_Work to be completed:_ Select, from the material below, each line with "ylabel" in it.
— Start Records supplied —
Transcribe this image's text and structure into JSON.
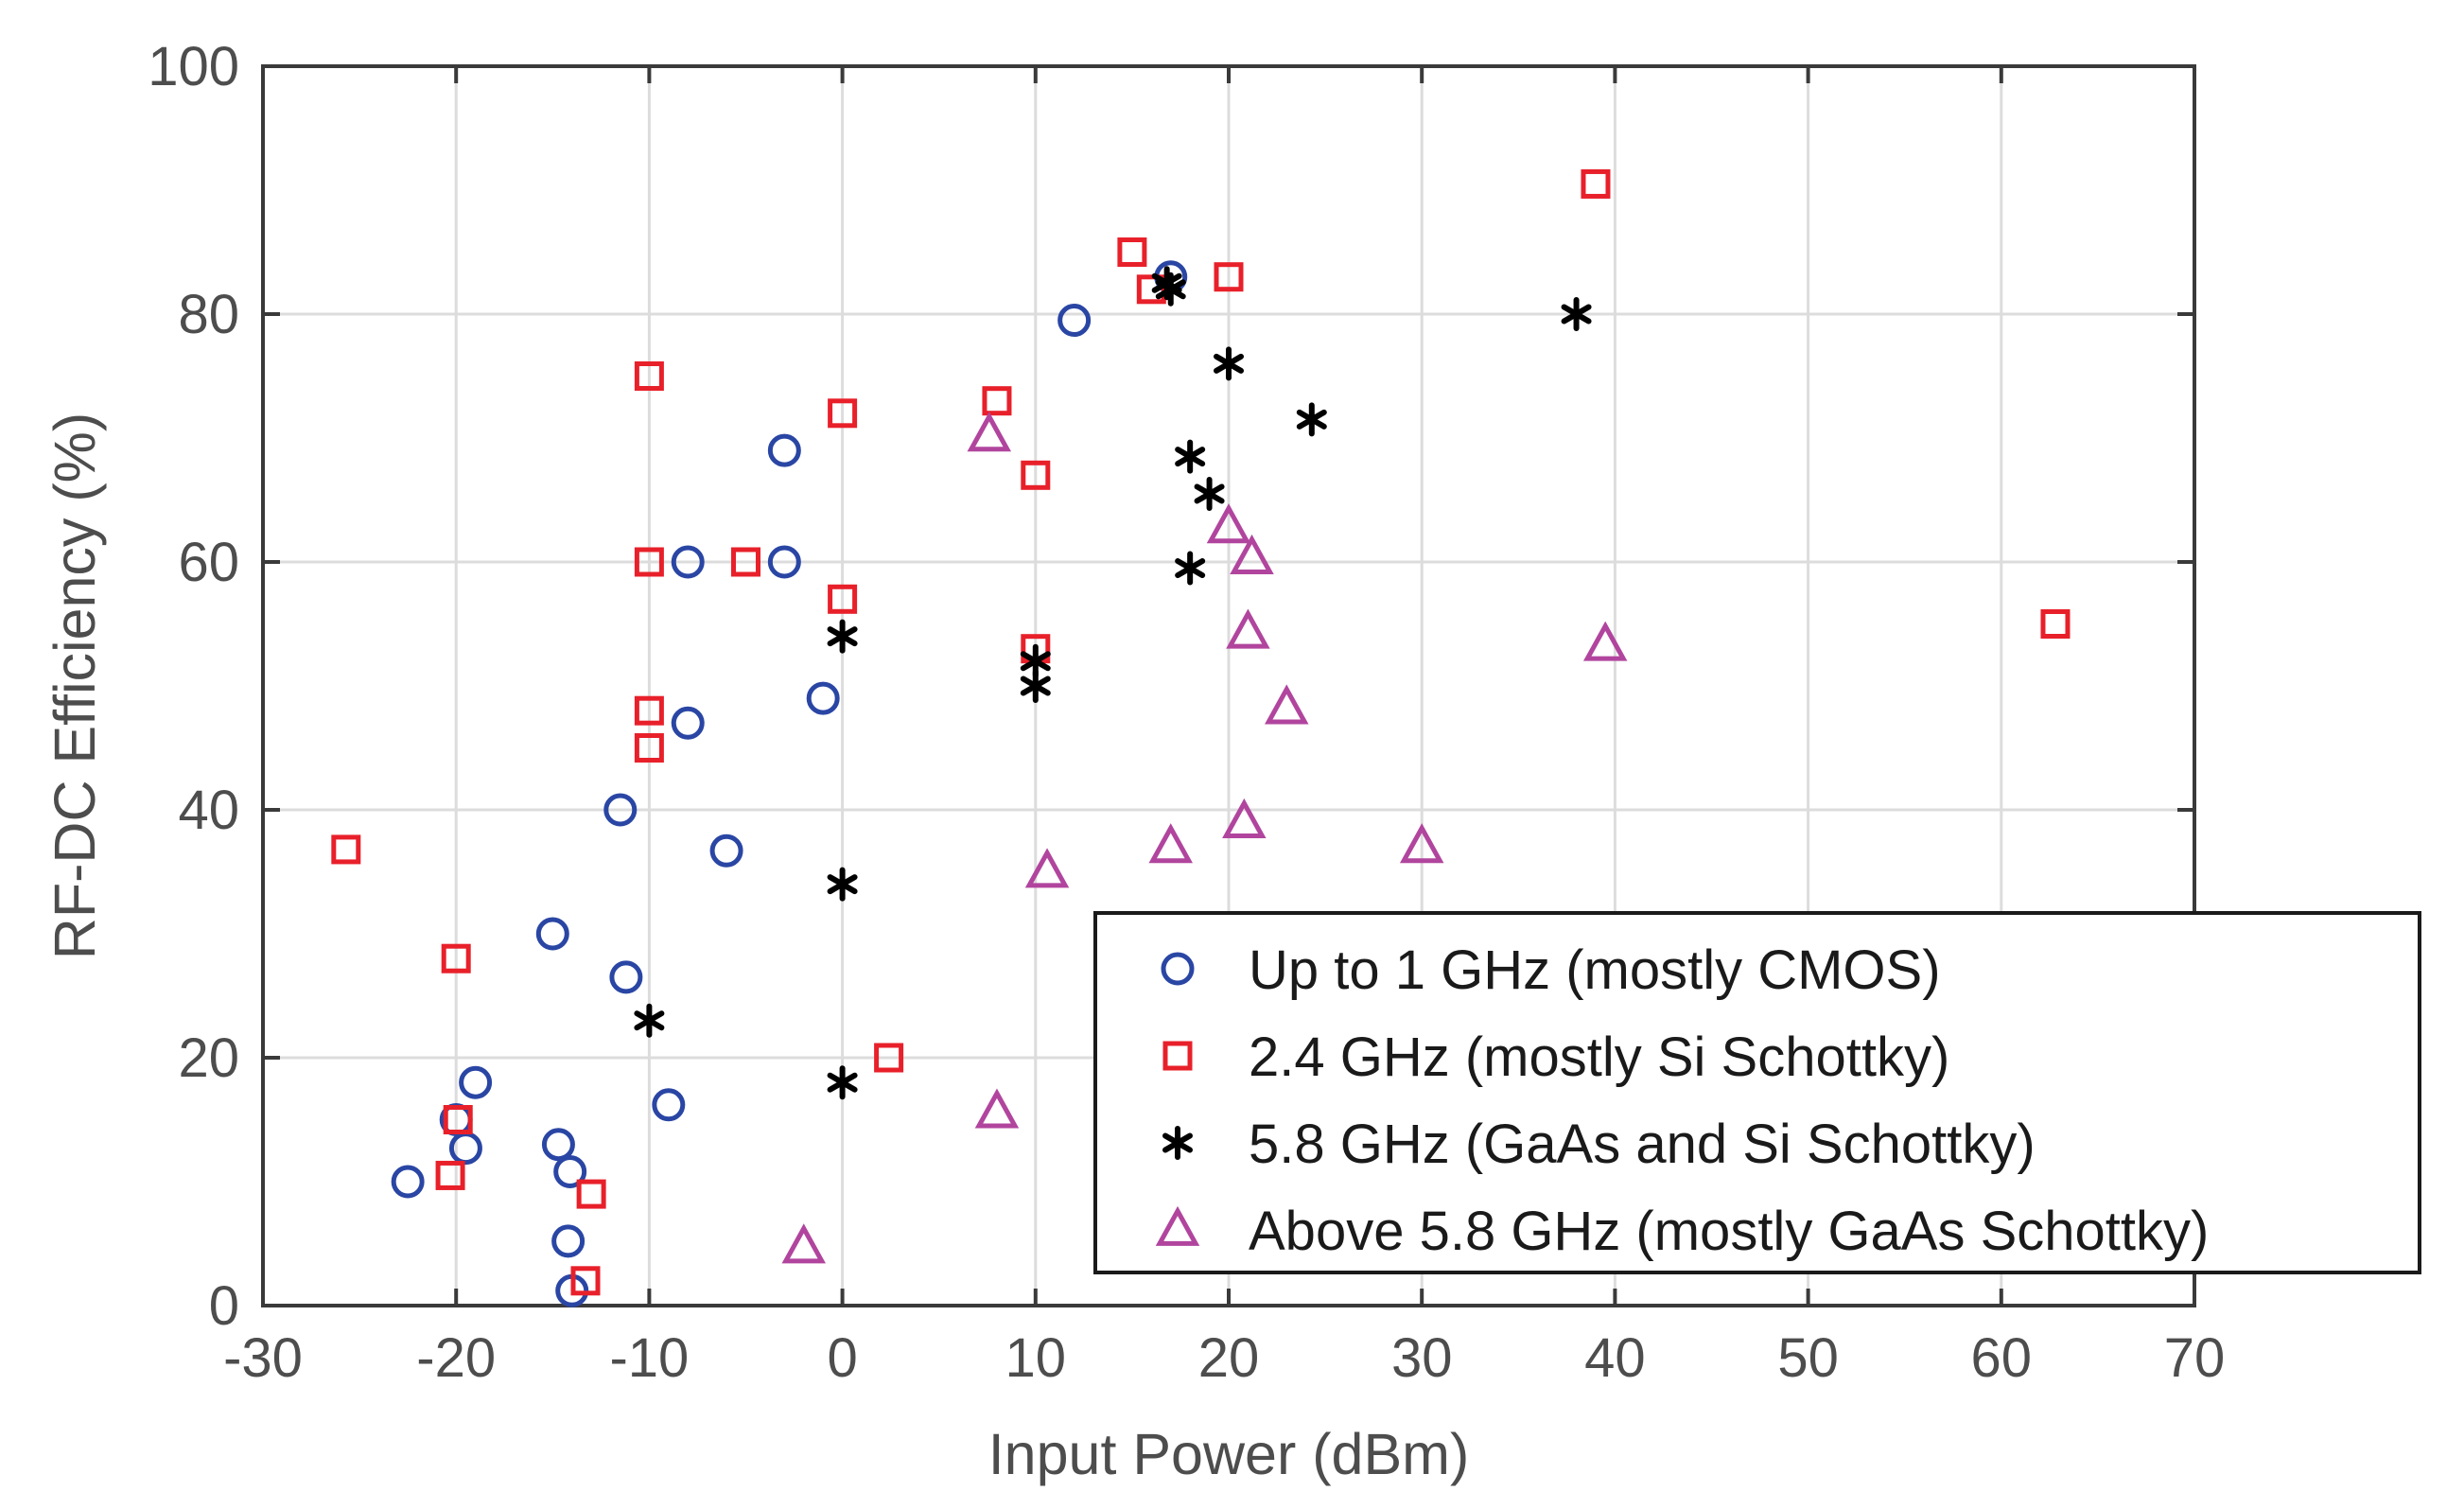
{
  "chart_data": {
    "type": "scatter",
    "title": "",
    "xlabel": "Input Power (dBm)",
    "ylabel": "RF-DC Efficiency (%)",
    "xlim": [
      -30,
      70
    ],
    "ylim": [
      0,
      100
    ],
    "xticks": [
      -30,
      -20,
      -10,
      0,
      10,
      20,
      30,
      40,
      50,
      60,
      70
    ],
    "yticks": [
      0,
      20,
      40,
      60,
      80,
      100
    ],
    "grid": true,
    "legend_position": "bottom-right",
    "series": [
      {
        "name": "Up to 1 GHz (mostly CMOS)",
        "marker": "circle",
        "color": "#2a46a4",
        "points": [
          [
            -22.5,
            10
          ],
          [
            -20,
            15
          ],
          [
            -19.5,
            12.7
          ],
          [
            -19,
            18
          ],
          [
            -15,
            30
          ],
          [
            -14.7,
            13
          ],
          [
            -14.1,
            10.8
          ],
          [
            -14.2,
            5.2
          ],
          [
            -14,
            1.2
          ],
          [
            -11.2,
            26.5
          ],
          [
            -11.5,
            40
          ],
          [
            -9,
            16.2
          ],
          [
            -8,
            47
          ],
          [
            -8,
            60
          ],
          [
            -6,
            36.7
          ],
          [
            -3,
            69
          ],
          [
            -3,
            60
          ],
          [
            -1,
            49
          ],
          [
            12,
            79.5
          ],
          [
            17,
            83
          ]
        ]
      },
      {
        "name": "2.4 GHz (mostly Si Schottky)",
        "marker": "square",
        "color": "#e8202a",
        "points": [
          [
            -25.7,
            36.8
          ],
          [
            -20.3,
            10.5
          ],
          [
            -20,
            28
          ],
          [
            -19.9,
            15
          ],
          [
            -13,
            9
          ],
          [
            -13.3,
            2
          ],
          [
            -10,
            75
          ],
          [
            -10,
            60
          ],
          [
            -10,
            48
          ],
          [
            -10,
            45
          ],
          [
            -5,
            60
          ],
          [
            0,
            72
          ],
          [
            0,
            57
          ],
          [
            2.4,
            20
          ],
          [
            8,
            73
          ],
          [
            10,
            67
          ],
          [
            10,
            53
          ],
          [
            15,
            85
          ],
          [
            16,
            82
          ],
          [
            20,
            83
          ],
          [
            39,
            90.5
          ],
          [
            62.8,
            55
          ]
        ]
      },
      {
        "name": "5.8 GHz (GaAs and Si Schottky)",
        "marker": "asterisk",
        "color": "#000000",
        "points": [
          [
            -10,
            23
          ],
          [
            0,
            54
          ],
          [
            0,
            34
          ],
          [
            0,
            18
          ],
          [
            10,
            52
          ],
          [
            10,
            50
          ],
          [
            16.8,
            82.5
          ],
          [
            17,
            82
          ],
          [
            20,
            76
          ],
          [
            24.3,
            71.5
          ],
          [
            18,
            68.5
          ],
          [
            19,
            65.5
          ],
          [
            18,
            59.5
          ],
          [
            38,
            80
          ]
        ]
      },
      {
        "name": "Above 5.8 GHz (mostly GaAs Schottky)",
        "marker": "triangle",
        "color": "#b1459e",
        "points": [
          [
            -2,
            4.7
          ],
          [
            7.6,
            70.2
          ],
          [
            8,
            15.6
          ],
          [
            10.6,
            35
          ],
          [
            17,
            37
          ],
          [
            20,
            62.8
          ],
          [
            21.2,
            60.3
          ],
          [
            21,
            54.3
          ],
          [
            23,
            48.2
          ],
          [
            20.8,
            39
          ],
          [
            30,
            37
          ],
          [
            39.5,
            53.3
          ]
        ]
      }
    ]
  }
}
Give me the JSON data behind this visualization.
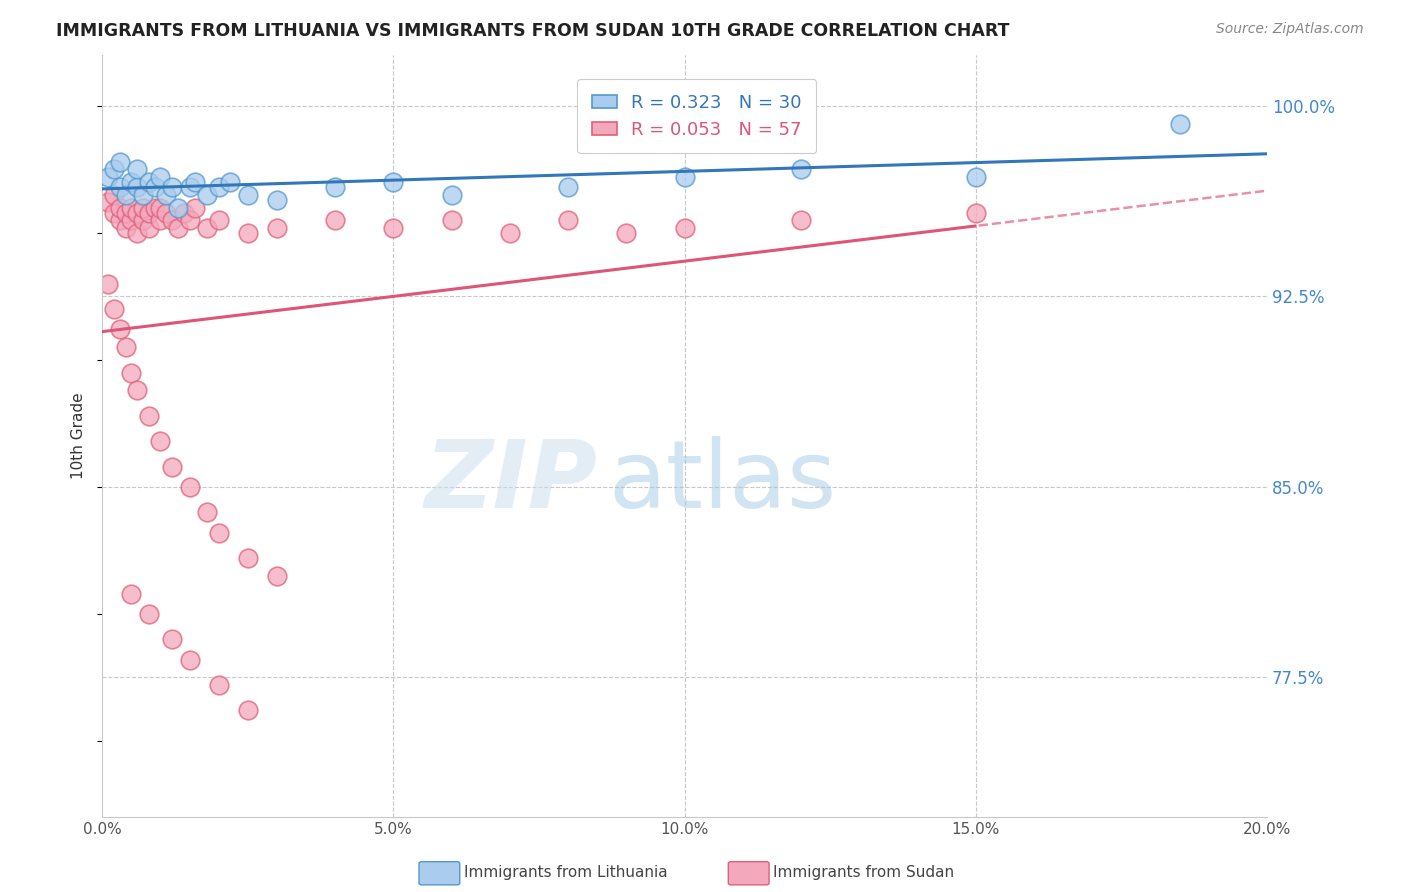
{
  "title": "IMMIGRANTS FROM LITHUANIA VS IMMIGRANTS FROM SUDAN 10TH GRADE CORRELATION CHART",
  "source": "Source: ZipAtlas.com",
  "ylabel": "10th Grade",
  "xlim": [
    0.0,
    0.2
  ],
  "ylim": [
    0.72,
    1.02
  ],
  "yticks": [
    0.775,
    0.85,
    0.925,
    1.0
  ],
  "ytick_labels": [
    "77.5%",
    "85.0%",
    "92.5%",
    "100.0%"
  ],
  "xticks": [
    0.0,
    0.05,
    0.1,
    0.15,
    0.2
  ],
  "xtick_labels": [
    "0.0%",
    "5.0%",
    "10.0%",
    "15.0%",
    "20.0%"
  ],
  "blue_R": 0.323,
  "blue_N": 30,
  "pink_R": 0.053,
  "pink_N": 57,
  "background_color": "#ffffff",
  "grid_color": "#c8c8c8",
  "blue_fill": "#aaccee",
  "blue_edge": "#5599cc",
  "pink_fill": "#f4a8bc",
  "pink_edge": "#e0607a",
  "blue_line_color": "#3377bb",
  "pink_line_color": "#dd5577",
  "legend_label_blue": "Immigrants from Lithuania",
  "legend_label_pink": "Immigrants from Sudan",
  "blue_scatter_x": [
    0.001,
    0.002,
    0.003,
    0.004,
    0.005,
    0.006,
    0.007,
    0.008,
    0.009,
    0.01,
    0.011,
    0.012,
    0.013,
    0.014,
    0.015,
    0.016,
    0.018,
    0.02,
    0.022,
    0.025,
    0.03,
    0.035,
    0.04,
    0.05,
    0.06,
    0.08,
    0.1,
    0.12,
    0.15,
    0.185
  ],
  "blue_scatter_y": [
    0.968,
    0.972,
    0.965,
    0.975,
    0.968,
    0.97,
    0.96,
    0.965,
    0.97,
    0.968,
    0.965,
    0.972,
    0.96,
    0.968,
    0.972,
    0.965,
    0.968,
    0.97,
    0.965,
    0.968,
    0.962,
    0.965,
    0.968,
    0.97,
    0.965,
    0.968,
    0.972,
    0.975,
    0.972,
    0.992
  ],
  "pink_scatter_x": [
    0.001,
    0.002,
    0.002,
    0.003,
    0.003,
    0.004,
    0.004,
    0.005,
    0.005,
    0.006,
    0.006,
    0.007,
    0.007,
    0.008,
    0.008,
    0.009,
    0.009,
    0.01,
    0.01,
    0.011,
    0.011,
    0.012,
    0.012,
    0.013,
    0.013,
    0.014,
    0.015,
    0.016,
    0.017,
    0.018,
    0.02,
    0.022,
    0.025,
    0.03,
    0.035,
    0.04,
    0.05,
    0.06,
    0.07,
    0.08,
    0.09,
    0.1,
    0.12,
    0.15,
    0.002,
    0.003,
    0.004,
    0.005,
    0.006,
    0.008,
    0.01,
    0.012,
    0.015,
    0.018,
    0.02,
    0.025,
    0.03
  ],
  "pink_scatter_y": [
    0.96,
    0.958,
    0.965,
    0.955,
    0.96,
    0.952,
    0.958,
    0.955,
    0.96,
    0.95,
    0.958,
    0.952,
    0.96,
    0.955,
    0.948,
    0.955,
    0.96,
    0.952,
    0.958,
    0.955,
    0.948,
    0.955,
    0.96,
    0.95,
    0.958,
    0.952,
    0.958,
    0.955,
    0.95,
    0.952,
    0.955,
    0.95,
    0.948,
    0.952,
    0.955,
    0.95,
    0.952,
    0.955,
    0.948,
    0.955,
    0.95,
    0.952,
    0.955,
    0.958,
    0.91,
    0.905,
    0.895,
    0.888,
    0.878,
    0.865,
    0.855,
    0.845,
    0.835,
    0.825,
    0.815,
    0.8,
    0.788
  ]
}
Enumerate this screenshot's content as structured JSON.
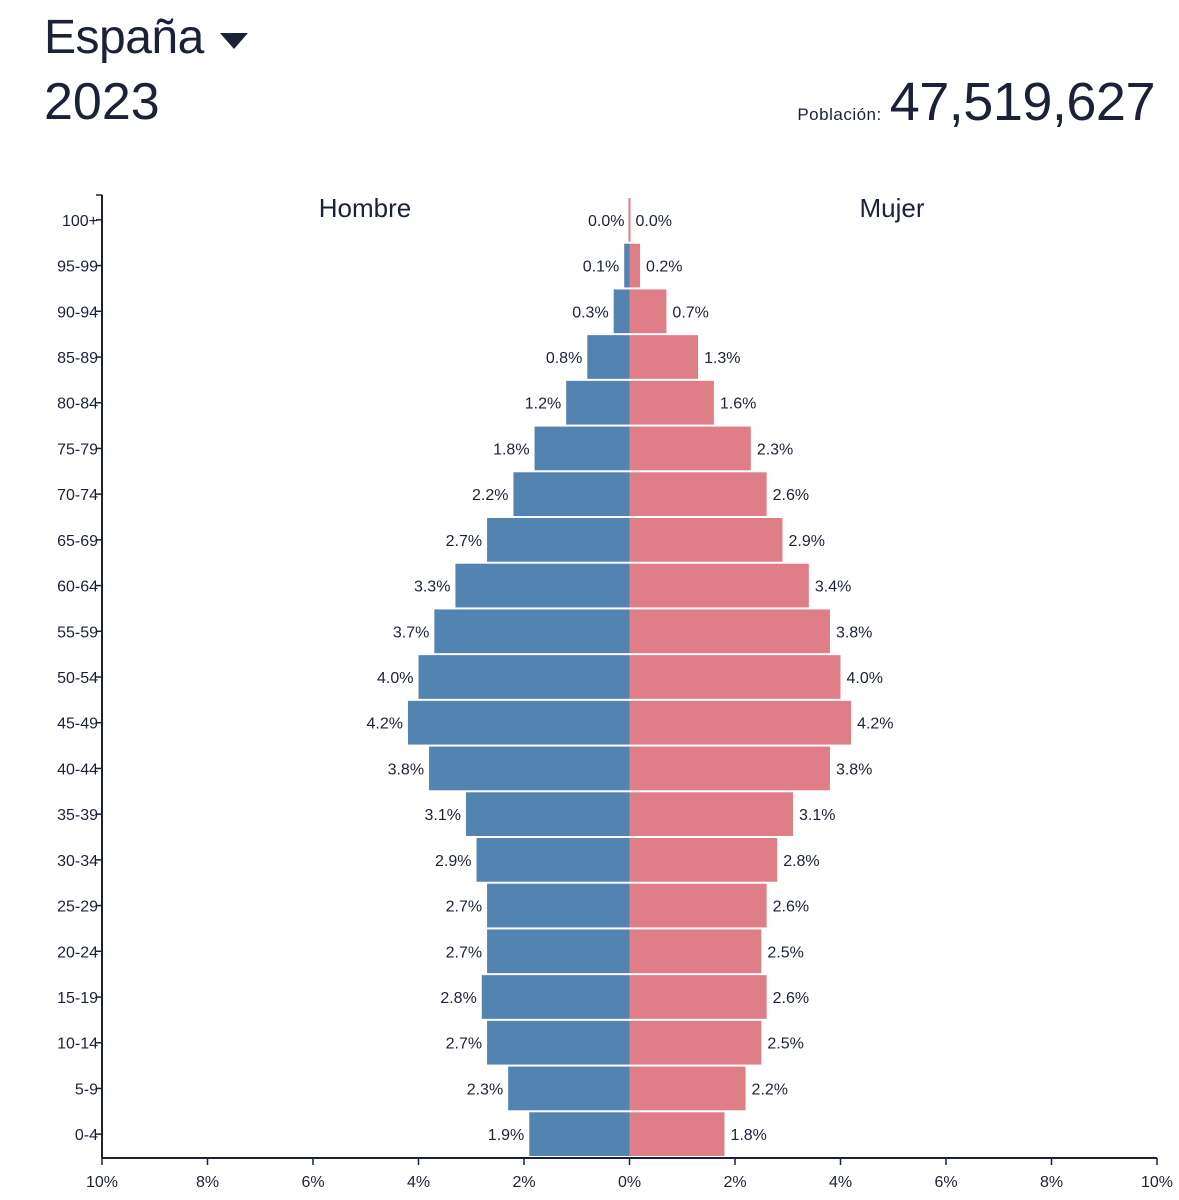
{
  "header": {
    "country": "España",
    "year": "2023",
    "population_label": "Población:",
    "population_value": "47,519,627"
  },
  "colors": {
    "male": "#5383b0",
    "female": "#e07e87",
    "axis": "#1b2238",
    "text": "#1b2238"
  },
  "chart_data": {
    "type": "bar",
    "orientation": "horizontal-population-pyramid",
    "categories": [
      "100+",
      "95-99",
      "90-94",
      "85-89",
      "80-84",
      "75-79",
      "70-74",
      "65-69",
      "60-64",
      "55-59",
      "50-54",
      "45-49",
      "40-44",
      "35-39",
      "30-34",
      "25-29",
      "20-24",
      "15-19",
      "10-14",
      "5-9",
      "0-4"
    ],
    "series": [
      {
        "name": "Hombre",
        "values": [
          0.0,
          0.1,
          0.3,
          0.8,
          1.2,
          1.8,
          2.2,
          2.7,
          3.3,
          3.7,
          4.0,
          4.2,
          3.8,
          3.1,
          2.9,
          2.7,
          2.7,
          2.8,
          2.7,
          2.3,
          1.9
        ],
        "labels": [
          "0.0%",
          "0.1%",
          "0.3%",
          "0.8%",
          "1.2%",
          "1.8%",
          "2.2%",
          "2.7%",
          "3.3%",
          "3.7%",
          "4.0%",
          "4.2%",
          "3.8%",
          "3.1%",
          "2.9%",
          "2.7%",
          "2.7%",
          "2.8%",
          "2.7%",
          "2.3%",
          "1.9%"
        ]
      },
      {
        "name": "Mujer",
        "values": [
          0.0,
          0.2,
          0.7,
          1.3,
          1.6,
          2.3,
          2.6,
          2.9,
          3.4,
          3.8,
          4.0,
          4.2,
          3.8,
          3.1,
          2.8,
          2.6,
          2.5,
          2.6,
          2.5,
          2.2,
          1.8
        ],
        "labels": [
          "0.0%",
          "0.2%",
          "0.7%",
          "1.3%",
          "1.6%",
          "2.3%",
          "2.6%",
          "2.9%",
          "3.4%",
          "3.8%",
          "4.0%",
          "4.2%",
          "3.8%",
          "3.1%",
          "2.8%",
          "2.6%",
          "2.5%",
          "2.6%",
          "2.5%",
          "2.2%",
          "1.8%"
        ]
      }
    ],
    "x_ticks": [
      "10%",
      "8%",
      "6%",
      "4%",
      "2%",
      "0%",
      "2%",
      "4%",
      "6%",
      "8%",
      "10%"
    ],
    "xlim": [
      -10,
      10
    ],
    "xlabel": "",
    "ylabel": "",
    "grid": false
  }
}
— End Records supplied —
_Completed exercise:_
    "ylabel": "RF-DC Efficiency (%)",
  "ylabel": "10th Grade",
    "ylabel": "",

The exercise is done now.